*What you are asked to do*: Which lines contain the string "last"? Please list every one of them.

*Listing*:
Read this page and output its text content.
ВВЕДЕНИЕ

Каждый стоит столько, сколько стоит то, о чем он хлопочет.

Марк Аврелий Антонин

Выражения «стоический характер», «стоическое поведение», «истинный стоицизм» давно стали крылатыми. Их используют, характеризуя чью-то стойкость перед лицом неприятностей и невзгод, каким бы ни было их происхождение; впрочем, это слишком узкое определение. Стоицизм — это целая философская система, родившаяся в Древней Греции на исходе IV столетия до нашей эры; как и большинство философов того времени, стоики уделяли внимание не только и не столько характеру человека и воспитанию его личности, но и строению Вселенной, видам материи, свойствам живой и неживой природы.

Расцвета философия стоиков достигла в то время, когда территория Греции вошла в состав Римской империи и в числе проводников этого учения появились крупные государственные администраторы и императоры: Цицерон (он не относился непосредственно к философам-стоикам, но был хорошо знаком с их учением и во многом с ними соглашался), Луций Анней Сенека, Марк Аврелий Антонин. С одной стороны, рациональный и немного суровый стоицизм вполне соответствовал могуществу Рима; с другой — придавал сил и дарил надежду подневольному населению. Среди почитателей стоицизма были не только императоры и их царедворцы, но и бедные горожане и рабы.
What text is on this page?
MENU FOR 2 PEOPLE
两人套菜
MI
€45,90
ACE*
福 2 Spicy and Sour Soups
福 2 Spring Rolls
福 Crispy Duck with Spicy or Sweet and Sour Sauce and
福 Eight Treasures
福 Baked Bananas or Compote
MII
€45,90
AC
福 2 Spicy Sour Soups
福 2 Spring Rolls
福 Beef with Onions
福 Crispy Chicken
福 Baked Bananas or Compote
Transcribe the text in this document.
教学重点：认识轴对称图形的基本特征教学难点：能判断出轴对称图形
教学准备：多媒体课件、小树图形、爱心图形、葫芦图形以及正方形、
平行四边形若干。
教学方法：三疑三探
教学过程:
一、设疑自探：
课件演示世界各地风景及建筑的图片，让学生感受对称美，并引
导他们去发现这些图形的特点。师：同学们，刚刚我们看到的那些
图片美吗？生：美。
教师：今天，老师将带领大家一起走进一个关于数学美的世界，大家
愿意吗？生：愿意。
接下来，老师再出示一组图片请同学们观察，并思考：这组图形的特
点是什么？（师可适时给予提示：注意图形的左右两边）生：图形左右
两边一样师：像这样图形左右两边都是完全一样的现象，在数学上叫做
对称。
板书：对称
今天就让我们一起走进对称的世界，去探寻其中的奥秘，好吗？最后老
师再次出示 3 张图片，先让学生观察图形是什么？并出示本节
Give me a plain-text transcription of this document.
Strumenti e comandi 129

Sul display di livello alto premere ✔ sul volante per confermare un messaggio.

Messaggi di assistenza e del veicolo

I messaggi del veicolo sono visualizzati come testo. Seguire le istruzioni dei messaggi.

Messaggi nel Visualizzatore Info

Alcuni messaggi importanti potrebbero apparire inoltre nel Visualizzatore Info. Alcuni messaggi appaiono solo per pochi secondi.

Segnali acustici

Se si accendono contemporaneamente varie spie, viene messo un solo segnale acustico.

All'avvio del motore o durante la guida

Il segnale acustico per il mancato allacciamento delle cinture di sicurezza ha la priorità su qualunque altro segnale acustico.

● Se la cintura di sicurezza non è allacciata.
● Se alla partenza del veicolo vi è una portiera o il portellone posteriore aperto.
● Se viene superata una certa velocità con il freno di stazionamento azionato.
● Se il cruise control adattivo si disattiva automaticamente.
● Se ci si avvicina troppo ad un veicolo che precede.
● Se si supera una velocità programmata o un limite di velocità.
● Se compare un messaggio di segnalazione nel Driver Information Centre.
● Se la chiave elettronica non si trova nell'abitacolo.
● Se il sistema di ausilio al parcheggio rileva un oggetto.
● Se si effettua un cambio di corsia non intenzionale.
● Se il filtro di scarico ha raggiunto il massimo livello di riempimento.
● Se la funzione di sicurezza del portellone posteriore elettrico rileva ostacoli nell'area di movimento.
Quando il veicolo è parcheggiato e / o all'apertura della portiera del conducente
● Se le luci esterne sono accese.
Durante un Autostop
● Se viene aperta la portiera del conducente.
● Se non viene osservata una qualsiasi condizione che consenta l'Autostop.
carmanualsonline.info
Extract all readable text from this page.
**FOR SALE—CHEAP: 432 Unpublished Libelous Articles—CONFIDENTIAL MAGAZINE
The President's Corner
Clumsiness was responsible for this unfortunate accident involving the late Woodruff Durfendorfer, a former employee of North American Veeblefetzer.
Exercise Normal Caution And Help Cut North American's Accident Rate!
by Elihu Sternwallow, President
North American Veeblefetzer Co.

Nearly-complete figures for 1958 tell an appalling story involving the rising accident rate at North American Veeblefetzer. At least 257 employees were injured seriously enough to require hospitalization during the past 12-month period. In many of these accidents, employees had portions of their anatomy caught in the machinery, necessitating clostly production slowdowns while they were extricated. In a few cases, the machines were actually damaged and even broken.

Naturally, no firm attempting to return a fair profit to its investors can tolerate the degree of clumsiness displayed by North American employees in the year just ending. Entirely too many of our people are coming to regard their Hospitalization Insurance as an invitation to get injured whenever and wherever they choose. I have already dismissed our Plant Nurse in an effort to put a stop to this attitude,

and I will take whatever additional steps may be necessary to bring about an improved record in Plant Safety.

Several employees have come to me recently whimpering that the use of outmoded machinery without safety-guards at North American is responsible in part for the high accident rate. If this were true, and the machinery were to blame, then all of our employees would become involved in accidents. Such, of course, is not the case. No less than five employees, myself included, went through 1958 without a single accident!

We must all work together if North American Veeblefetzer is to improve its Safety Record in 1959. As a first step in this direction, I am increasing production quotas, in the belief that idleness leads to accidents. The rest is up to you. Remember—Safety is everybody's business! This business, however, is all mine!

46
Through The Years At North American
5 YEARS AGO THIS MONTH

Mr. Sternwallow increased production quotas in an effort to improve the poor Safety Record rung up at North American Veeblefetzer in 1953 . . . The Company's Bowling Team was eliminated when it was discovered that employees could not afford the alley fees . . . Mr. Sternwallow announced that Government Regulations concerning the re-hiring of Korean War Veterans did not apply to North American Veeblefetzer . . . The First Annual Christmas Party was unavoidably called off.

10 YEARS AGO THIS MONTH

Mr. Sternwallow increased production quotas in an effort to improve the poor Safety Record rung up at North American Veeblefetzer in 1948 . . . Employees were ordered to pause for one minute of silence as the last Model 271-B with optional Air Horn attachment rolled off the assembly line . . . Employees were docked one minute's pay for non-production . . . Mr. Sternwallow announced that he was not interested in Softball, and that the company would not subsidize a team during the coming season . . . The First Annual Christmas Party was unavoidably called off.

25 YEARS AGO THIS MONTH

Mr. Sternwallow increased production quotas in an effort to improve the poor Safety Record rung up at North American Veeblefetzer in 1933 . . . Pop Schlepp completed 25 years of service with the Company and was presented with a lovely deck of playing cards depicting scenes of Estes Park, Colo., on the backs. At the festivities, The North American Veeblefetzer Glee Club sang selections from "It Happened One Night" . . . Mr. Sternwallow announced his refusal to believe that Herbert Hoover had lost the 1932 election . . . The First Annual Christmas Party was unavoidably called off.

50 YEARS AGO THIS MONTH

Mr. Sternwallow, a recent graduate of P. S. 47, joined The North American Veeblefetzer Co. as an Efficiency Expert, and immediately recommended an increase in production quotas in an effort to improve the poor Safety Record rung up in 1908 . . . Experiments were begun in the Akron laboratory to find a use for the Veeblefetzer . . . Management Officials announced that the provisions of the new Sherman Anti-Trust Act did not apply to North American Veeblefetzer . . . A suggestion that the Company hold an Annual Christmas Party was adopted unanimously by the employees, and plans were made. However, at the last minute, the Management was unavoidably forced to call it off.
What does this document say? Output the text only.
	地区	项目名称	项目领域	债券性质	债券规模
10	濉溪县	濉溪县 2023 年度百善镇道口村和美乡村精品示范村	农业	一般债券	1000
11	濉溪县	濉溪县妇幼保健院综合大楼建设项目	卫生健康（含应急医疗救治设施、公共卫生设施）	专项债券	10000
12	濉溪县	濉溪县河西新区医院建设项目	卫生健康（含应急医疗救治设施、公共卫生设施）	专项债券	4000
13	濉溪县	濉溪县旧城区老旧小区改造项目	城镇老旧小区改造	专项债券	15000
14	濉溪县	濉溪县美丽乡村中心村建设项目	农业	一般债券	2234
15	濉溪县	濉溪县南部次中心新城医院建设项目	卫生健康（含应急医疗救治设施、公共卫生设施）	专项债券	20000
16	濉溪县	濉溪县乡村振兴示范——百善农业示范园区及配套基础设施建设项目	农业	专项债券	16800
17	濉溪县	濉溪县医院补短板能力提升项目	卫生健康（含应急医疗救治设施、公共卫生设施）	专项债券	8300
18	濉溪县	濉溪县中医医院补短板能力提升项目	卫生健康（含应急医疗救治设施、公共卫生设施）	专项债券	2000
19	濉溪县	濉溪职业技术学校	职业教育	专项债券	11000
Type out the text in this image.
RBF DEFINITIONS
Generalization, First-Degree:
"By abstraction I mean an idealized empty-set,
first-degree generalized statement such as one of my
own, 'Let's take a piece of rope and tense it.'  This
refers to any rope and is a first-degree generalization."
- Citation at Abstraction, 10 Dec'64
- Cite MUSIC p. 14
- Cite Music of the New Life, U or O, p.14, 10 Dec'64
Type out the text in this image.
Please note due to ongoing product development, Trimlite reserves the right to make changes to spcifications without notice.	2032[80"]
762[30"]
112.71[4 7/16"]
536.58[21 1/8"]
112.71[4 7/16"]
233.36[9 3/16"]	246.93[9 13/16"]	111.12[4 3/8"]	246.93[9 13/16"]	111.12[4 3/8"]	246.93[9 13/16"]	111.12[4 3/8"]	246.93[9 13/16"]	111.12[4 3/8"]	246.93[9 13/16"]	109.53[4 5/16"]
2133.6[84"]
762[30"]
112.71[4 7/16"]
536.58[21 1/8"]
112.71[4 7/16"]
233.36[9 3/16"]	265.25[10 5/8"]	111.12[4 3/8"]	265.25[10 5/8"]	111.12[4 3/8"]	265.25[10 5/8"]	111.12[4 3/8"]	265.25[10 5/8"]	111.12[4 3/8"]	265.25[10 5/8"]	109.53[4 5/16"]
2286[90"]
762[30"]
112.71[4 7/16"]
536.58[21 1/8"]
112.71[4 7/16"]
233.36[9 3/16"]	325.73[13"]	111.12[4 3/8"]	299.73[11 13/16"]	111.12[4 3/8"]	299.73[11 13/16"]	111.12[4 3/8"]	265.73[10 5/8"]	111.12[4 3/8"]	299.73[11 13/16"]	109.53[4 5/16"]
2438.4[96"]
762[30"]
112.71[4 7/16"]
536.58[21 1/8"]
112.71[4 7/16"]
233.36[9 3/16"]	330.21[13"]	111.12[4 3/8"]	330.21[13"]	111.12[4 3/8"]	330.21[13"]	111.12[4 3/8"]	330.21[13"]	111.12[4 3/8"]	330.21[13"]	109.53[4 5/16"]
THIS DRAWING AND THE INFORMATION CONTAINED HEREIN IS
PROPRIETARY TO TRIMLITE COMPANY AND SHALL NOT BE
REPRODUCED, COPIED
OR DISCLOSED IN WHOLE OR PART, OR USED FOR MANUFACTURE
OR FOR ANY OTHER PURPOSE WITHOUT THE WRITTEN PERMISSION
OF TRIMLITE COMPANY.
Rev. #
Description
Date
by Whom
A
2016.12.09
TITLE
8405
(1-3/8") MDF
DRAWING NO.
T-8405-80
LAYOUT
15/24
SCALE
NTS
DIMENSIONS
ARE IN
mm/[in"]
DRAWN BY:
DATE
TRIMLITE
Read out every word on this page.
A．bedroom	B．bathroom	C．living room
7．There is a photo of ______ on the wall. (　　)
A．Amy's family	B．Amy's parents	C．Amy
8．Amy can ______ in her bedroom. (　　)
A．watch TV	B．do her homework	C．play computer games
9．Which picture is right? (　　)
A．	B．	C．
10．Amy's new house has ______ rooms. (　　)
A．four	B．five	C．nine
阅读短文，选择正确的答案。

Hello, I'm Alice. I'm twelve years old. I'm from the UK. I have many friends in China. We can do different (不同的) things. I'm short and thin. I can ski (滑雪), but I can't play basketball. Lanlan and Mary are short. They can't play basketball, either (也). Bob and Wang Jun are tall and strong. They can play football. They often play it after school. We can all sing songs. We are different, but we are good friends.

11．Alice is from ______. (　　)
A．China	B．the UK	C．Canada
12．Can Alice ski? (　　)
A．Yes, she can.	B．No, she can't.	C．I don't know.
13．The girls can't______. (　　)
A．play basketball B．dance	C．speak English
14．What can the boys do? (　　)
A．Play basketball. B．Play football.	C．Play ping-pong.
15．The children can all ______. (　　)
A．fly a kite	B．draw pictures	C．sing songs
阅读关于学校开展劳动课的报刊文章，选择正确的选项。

*Written response*:
Mr. Sternwallow increased production quotas in an effort to improve the poor Safety Record rung up at North American Veeblefetzer in 1948 . . . Employees were ordered to pause for one minute of silence as the last Model 271-B with optional Air Horn attachment rolled off the assembly line . . . Employees were docked one minute's pay for non-production . . . Mr. Sternwallow announced that he was not interested in Softball, and that the company would not subsidize a team during the coming season . . . The First Annual Christmas Party was unavoidably called off.
Mr. Sternwallow, a recent graduate of P. S. 47, joined The North American Veeblefetzer Co. as an Efficiency Expert, and immediately recommended an increase in production quotas in an effort to improve the poor Safety Record rung up in 1908 . . . Experiments were begun in the Akron laboratory to find a use for the Veeblefetzer . . . Management Officials announced that the provisions of the new Sherman Anti-Trust Act did not apply to North American Veeblefetzer . . . A suggestion that the Company hold an Annual Christmas Party was adopted unanimously by the employees, and plans were made. However, at the last minute, the Management was unavoidably forced to call it off.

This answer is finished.